_Data for the task_.
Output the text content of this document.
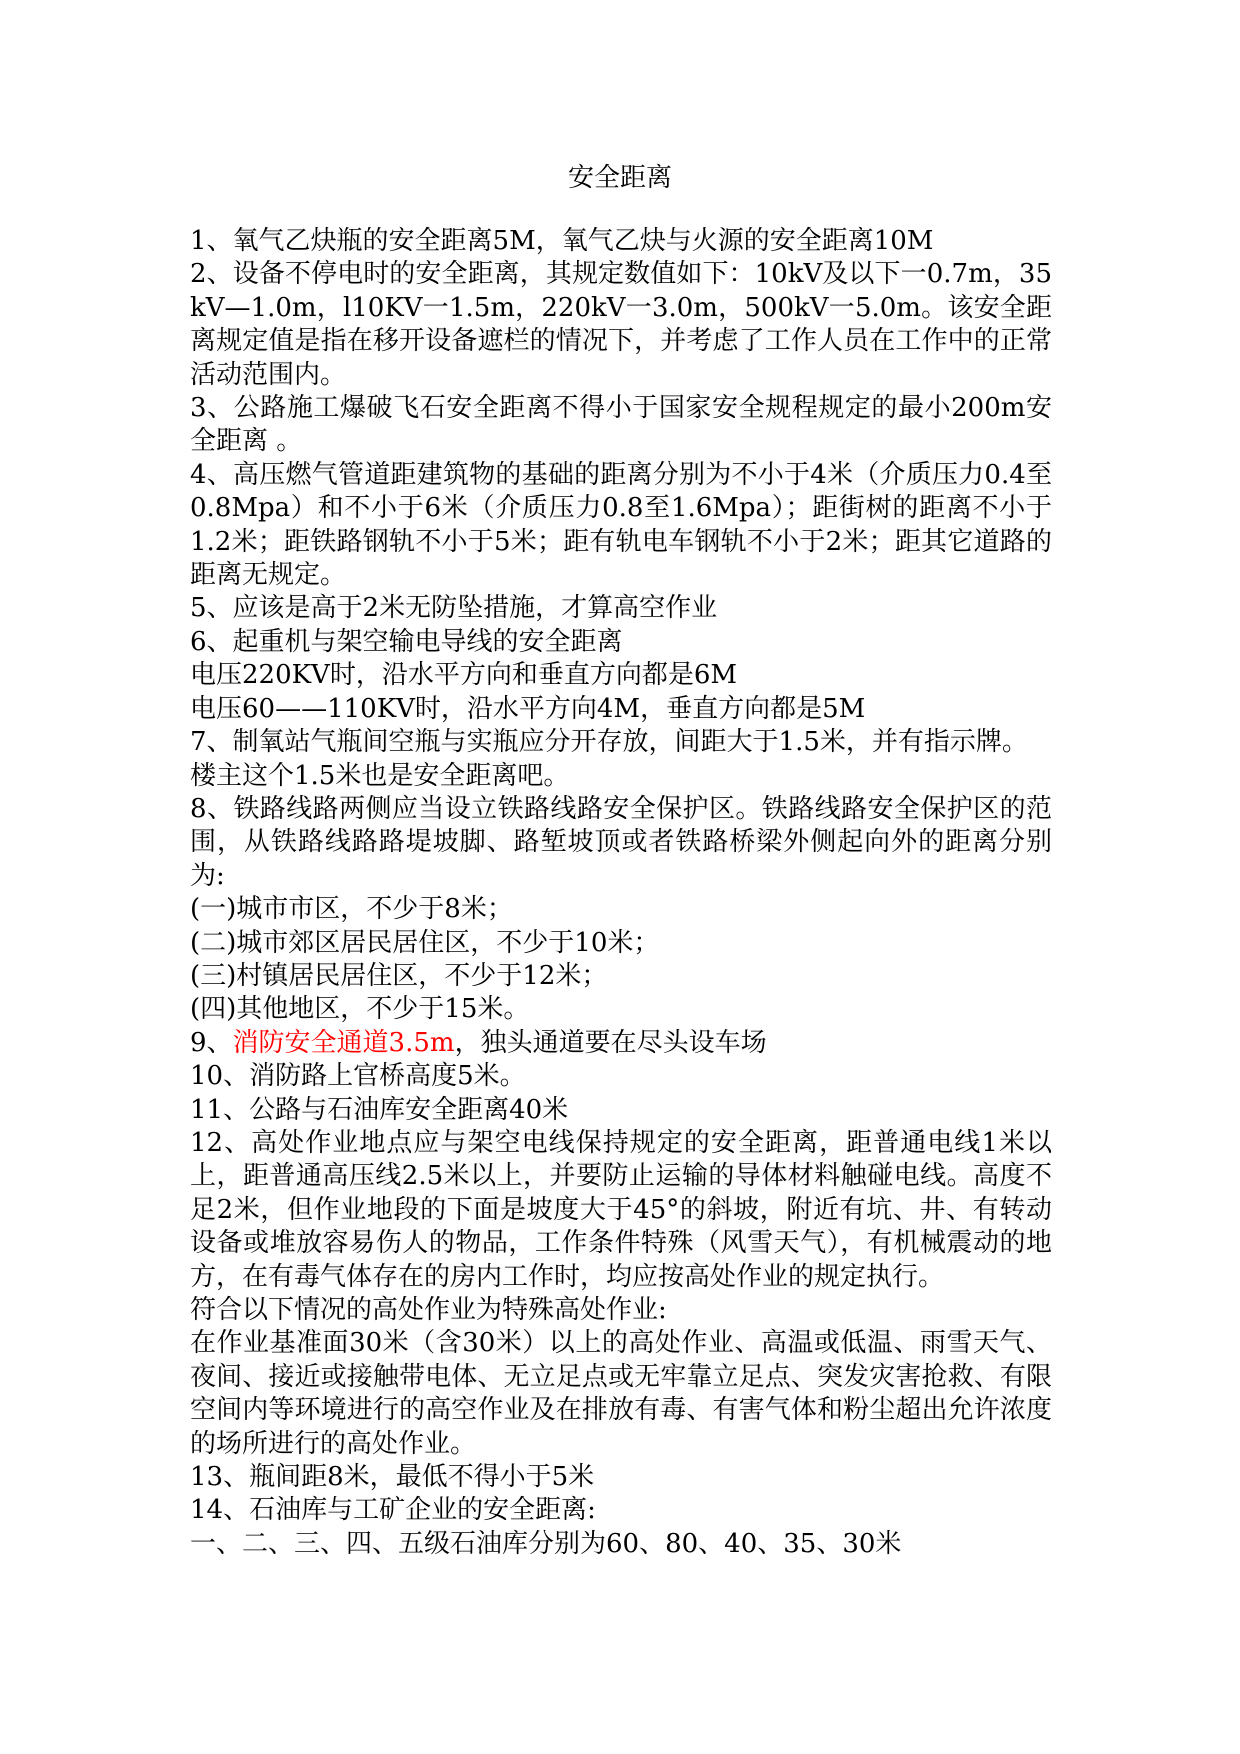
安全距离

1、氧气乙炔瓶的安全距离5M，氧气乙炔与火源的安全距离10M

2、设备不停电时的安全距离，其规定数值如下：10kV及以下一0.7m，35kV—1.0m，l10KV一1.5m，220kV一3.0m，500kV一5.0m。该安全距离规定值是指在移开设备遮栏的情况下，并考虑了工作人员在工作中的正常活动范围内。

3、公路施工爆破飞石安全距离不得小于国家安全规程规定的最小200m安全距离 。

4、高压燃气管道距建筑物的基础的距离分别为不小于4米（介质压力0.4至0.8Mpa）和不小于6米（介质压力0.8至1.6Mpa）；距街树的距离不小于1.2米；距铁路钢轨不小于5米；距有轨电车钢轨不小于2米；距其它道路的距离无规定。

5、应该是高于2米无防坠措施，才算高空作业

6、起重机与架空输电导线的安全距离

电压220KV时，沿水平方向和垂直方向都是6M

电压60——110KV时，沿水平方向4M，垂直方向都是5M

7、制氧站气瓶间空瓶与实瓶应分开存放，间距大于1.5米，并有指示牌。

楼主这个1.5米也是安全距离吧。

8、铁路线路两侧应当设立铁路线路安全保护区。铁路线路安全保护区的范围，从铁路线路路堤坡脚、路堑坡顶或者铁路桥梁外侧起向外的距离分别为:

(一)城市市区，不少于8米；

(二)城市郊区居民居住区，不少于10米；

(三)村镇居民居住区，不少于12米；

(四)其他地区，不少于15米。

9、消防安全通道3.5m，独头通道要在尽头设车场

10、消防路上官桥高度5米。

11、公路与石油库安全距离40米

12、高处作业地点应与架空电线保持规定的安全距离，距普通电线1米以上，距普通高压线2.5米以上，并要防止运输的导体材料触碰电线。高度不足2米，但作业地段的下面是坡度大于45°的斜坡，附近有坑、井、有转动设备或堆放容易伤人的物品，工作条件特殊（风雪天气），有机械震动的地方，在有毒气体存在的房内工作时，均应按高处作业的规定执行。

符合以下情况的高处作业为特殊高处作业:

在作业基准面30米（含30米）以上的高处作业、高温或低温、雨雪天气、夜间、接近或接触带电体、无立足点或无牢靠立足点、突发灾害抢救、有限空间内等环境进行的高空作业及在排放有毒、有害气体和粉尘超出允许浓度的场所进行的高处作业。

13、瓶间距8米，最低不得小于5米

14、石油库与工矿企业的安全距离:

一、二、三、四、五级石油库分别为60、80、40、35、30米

* * *

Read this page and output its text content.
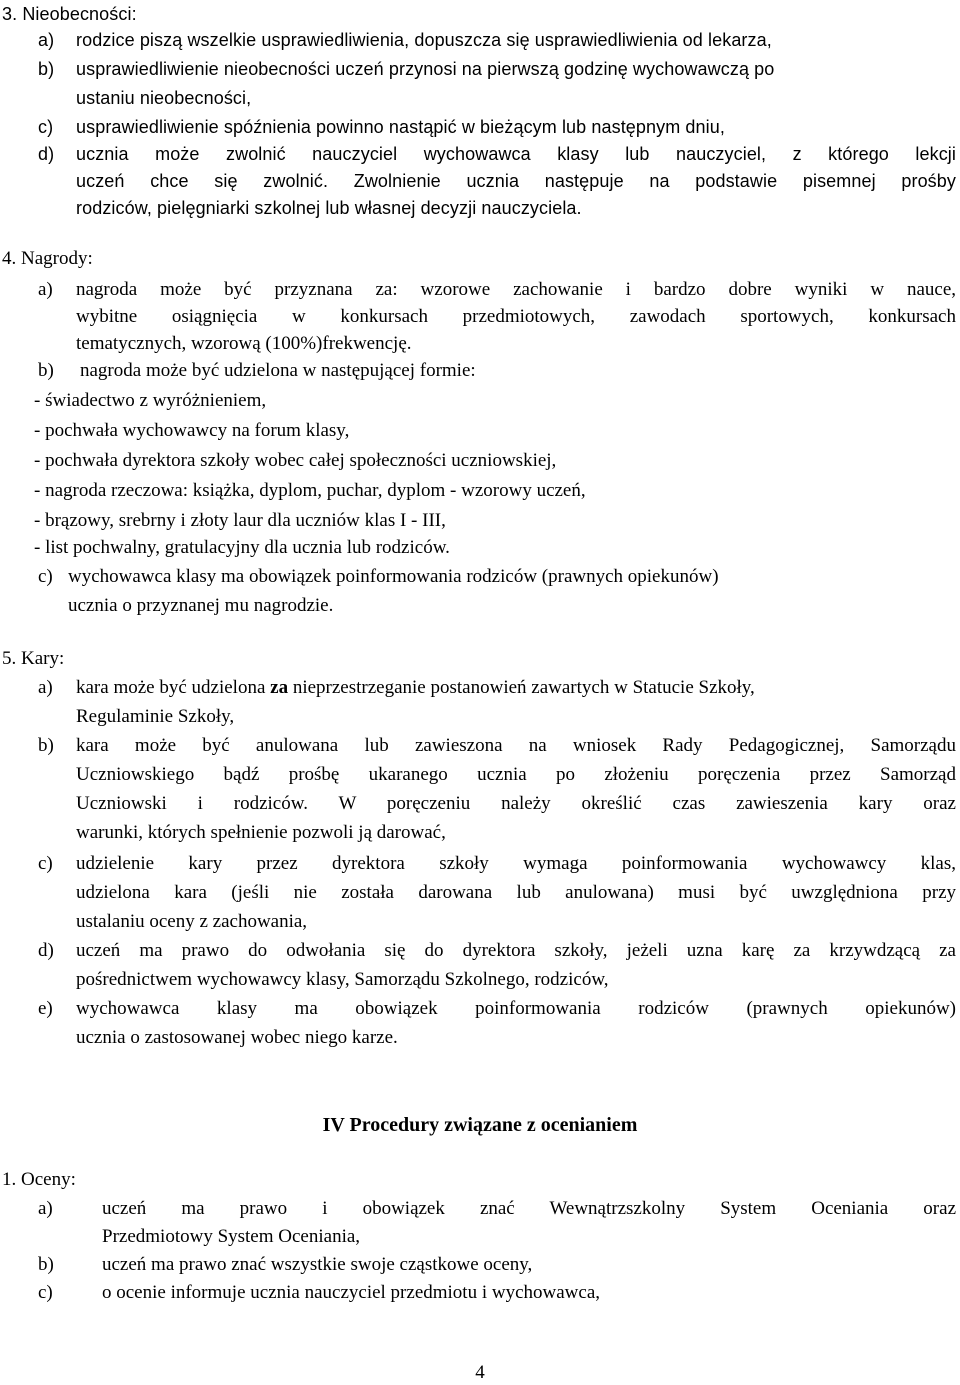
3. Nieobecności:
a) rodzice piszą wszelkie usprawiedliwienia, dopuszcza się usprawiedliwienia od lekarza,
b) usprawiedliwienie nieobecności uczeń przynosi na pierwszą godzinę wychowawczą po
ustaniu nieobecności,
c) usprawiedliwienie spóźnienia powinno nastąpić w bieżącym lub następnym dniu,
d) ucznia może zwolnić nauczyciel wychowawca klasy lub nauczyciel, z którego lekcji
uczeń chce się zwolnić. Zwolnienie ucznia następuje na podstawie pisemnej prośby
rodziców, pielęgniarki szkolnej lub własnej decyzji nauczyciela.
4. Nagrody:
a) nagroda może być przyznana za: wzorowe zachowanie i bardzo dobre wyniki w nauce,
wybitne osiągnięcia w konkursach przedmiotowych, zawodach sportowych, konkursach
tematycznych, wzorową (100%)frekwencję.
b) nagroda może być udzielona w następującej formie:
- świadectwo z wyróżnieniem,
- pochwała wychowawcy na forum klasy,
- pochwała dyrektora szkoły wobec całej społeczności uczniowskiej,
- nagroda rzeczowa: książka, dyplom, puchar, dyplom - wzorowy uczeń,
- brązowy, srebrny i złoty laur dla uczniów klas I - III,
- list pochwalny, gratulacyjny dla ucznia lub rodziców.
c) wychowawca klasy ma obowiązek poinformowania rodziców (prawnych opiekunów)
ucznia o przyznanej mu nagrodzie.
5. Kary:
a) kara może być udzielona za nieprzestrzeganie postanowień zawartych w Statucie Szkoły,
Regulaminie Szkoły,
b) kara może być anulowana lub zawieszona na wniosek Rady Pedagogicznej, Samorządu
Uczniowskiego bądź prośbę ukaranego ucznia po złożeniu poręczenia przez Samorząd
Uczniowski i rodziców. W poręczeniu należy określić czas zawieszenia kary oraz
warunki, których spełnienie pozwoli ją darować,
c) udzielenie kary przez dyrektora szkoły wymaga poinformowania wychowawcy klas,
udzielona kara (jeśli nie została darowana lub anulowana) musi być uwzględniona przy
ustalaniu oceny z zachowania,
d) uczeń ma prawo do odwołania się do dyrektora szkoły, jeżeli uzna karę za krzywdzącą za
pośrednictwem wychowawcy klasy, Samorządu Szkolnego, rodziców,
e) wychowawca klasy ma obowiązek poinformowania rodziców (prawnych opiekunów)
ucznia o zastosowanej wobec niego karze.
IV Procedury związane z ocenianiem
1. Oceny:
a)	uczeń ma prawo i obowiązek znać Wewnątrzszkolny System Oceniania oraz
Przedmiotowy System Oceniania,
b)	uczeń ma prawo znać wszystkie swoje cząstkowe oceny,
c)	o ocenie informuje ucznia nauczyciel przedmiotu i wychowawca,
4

_Directions_.
Give the count of lines in the data shown above that contain "wychowawca", and nothing else.

_Solution for this exercise_.
4